- _Directive_: Return the count of lines with the string "title" in them, and nothing else.

Records that describe figures:
---

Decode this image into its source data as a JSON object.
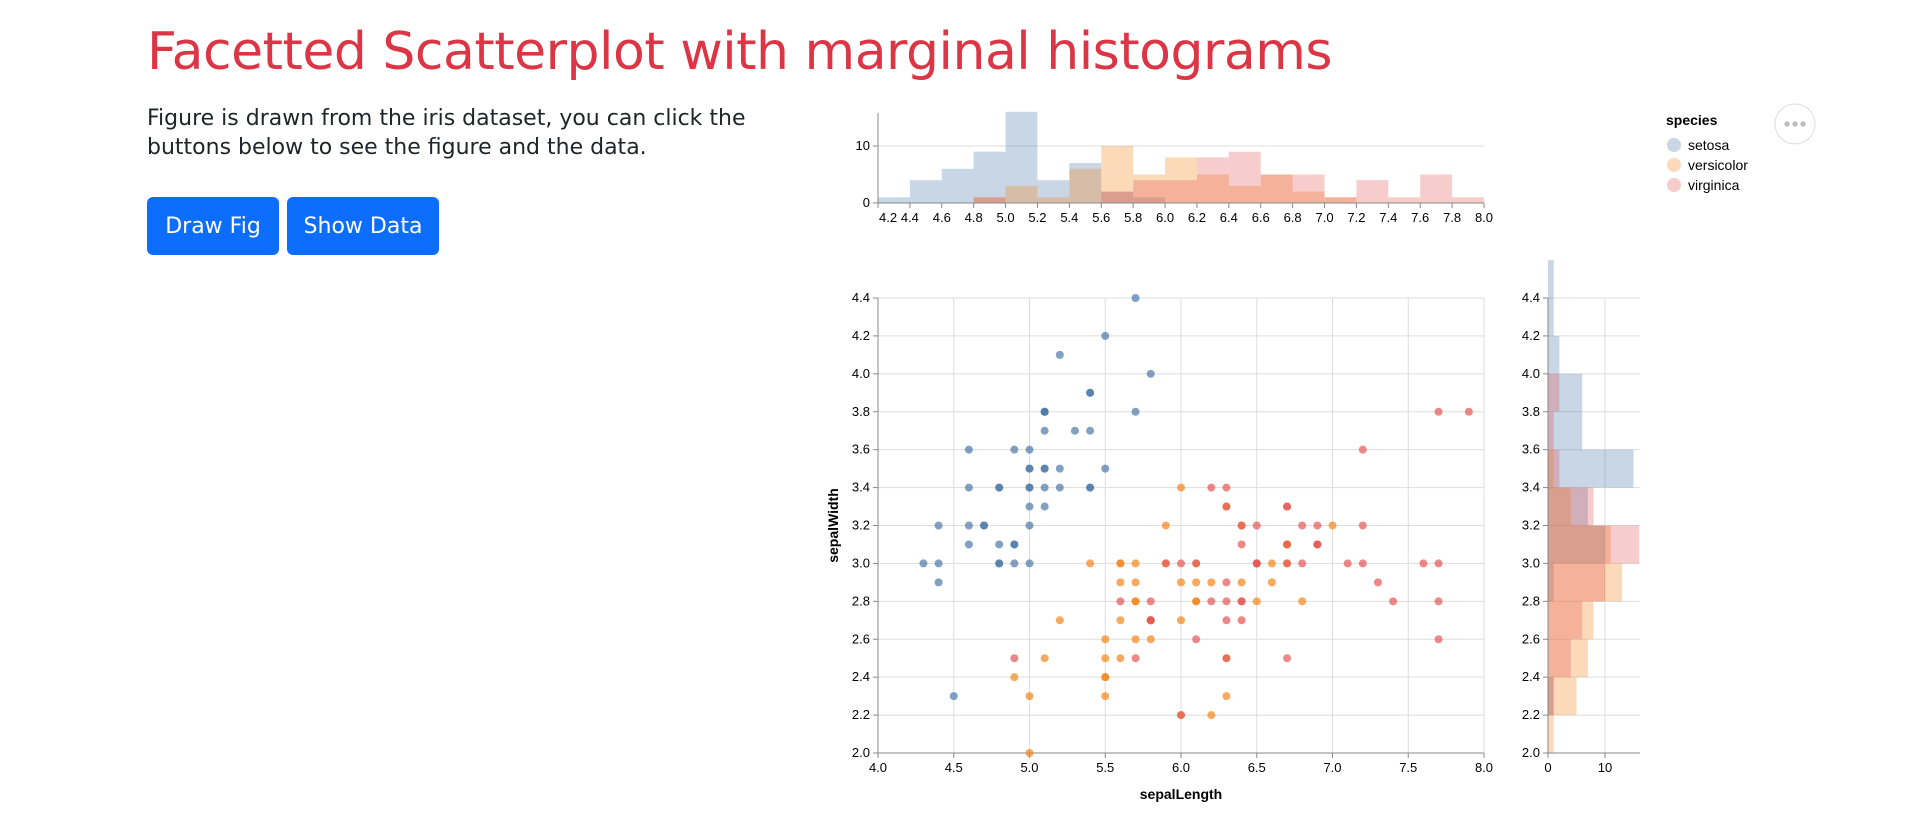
{
  "page": {
    "title": "Facetted Scatterplot with marginal histograms",
    "description": "Figure is drawn from the iris dataset, you can click the buttons below to see the figure and the data.",
    "buttons": {
      "draw": "Draw Fig",
      "show": "Show Data"
    },
    "colors": {
      "title": "#dc3545",
      "button": "#0d6efd"
    }
  },
  "chart_data": {
    "type": "scatter",
    "x_field": "sepalLength",
    "y_field": "sepalWidth",
    "xlabel": "sepalLength",
    "ylabel": "sepalWidth",
    "xlim": [
      4.0,
      8.0
    ],
    "ylim": [
      2.0,
      4.4
    ],
    "x_ticks": [
      4.0,
      4.5,
      5.0,
      5.5,
      6.0,
      6.5,
      7.0,
      7.5,
      8.0
    ],
    "y_ticks": [
      2.0,
      2.2,
      2.4,
      2.6,
      2.8,
      3.0,
      3.2,
      3.4,
      3.6,
      3.8,
      4.0,
      4.2,
      4.4
    ],
    "grid": true,
    "legend": {
      "title": "species",
      "placement": "top-right"
    },
    "series": [
      {
        "name": "setosa",
        "color": "#4c78a8",
        "points": [
          [
            5.1,
            3.5
          ],
          [
            4.9,
            3.0
          ],
          [
            4.7,
            3.2
          ],
          [
            4.6,
            3.1
          ],
          [
            5.0,
            3.6
          ],
          [
            5.4,
            3.9
          ],
          [
            4.6,
            3.4
          ],
          [
            5.0,
            3.4
          ],
          [
            4.4,
            2.9
          ],
          [
            4.9,
            3.1
          ],
          [
            5.4,
            3.7
          ],
          [
            4.8,
            3.4
          ],
          [
            4.8,
            3.0
          ],
          [
            4.3,
            3.0
          ],
          [
            5.8,
            4.0
          ],
          [
            5.7,
            4.4
          ],
          [
            5.4,
            3.9
          ],
          [
            5.1,
            3.5
          ],
          [
            5.7,
            3.8
          ],
          [
            5.1,
            3.8
          ],
          [
            5.4,
            3.4
          ],
          [
            5.1,
            3.7
          ],
          [
            4.6,
            3.6
          ],
          [
            5.1,
            3.3
          ],
          [
            4.8,
            3.4
          ],
          [
            5.0,
            3.0
          ],
          [
            5.0,
            3.4
          ],
          [
            5.2,
            3.5
          ],
          [
            5.2,
            3.4
          ],
          [
            4.7,
            3.2
          ],
          [
            4.8,
            3.1
          ],
          [
            5.4,
            3.4
          ],
          [
            5.2,
            4.1
          ],
          [
            5.5,
            4.2
          ],
          [
            4.9,
            3.1
          ],
          [
            5.0,
            3.2
          ],
          [
            5.5,
            3.5
          ],
          [
            4.9,
            3.6
          ],
          [
            4.4,
            3.0
          ],
          [
            5.1,
            3.4
          ],
          [
            5.0,
            3.5
          ],
          [
            4.5,
            2.3
          ],
          [
            4.4,
            3.2
          ],
          [
            5.0,
            3.5
          ],
          [
            5.1,
            3.8
          ],
          [
            4.8,
            3.0
          ],
          [
            5.1,
            3.8
          ],
          [
            4.6,
            3.2
          ],
          [
            5.3,
            3.7
          ],
          [
            5.0,
            3.3
          ]
        ]
      },
      {
        "name": "versicolor",
        "color": "#f58518",
        "points": [
          [
            7.0,
            3.2
          ],
          [
            6.4,
            3.2
          ],
          [
            6.9,
            3.1
          ],
          [
            5.5,
            2.3
          ],
          [
            6.5,
            2.8
          ],
          [
            5.7,
            2.8
          ],
          [
            6.3,
            3.3
          ],
          [
            4.9,
            2.4
          ],
          [
            6.6,
            2.9
          ],
          [
            5.2,
            2.7
          ],
          [
            5.0,
            2.0
          ],
          [
            5.9,
            3.0
          ],
          [
            6.0,
            2.2
          ],
          [
            6.1,
            2.9
          ],
          [
            5.6,
            2.9
          ],
          [
            6.7,
            3.1
          ],
          [
            5.6,
            3.0
          ],
          [
            5.8,
            2.7
          ],
          [
            6.2,
            2.2
          ],
          [
            5.6,
            2.5
          ],
          [
            5.9,
            3.2
          ],
          [
            6.1,
            2.8
          ],
          [
            6.3,
            2.5
          ],
          [
            6.1,
            2.8
          ],
          [
            6.4,
            2.9
          ],
          [
            6.6,
            3.0
          ],
          [
            6.8,
            2.8
          ],
          [
            6.7,
            3.0
          ],
          [
            6.0,
            2.9
          ],
          [
            5.7,
            2.6
          ],
          [
            5.5,
            2.4
          ],
          [
            5.5,
            2.4
          ],
          [
            5.8,
            2.7
          ],
          [
            6.0,
            2.7
          ],
          [
            5.4,
            3.0
          ],
          [
            6.0,
            3.4
          ],
          [
            6.7,
            3.1
          ],
          [
            6.3,
            2.3
          ],
          [
            5.6,
            3.0
          ],
          [
            5.5,
            2.5
          ],
          [
            5.5,
            2.6
          ],
          [
            6.1,
            3.0
          ],
          [
            5.8,
            2.6
          ],
          [
            5.0,
            2.3
          ],
          [
            5.6,
            2.7
          ],
          [
            5.7,
            3.0
          ],
          [
            5.7,
            2.9
          ],
          [
            6.2,
            2.9
          ],
          [
            5.1,
            2.5
          ],
          [
            5.7,
            2.8
          ]
        ]
      },
      {
        "name": "virginica",
        "color": "#e45756",
        "points": [
          [
            6.3,
            3.3
          ],
          [
            5.8,
            2.7
          ],
          [
            7.1,
            3.0
          ],
          [
            6.3,
            2.9
          ],
          [
            6.5,
            3.0
          ],
          [
            7.6,
            3.0
          ],
          [
            4.9,
            2.5
          ],
          [
            7.3,
            2.9
          ],
          [
            6.7,
            2.5
          ],
          [
            7.2,
            3.6
          ],
          [
            6.5,
            3.2
          ],
          [
            6.4,
            2.7
          ],
          [
            6.8,
            3.0
          ],
          [
            5.7,
            2.5
          ],
          [
            5.8,
            2.8
          ],
          [
            6.4,
            3.2
          ],
          [
            6.5,
            3.0
          ],
          [
            7.7,
            3.8
          ],
          [
            7.7,
            2.6
          ],
          [
            6.0,
            2.2
          ],
          [
            6.9,
            3.2
          ],
          [
            5.6,
            2.8
          ],
          [
            7.7,
            2.8
          ],
          [
            6.3,
            2.7
          ],
          [
            6.7,
            3.3
          ],
          [
            7.2,
            3.2
          ],
          [
            6.2,
            2.8
          ],
          [
            6.1,
            3.0
          ],
          [
            6.4,
            2.8
          ],
          [
            7.2,
            3.0
          ],
          [
            7.4,
            2.8
          ],
          [
            7.9,
            3.8
          ],
          [
            6.4,
            2.8
          ],
          [
            6.3,
            2.8
          ],
          [
            6.1,
            2.6
          ],
          [
            7.7,
            3.0
          ],
          [
            6.3,
            3.4
          ],
          [
            6.4,
            3.1
          ],
          [
            6.0,
            3.0
          ],
          [
            6.9,
            3.1
          ],
          [
            6.7,
            3.1
          ],
          [
            6.9,
            3.1
          ],
          [
            5.8,
            2.7
          ],
          [
            6.8,
            3.2
          ],
          [
            6.7,
            3.3
          ],
          [
            6.7,
            3.0
          ],
          [
            6.3,
            2.5
          ],
          [
            6.5,
            3.0
          ],
          [
            6.2,
            3.4
          ],
          [
            5.9,
            3.0
          ]
        ]
      }
    ],
    "top_histogram": {
      "field": "sepalLength",
      "bin_step": 0.2,
      "y_ticks": [
        0,
        10
      ],
      "x_tick_labels": [
        "4.2",
        "4.4",
        "4.6",
        "4.8",
        "5.0",
        "5.2",
        "5.4",
        "5.6",
        "5.8",
        "6.0",
        "6.2",
        "6.4",
        "6.6",
        "6.8",
        "7.0",
        "7.2",
        "7.4",
        "7.6",
        "7.8",
        "8.0"
      ]
    },
    "right_histogram": {
      "field": "sepalWidth",
      "bin_step": 0.2,
      "x_ticks": [
        0,
        10
      ]
    }
  }
}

---

- _Solved exercise_: 3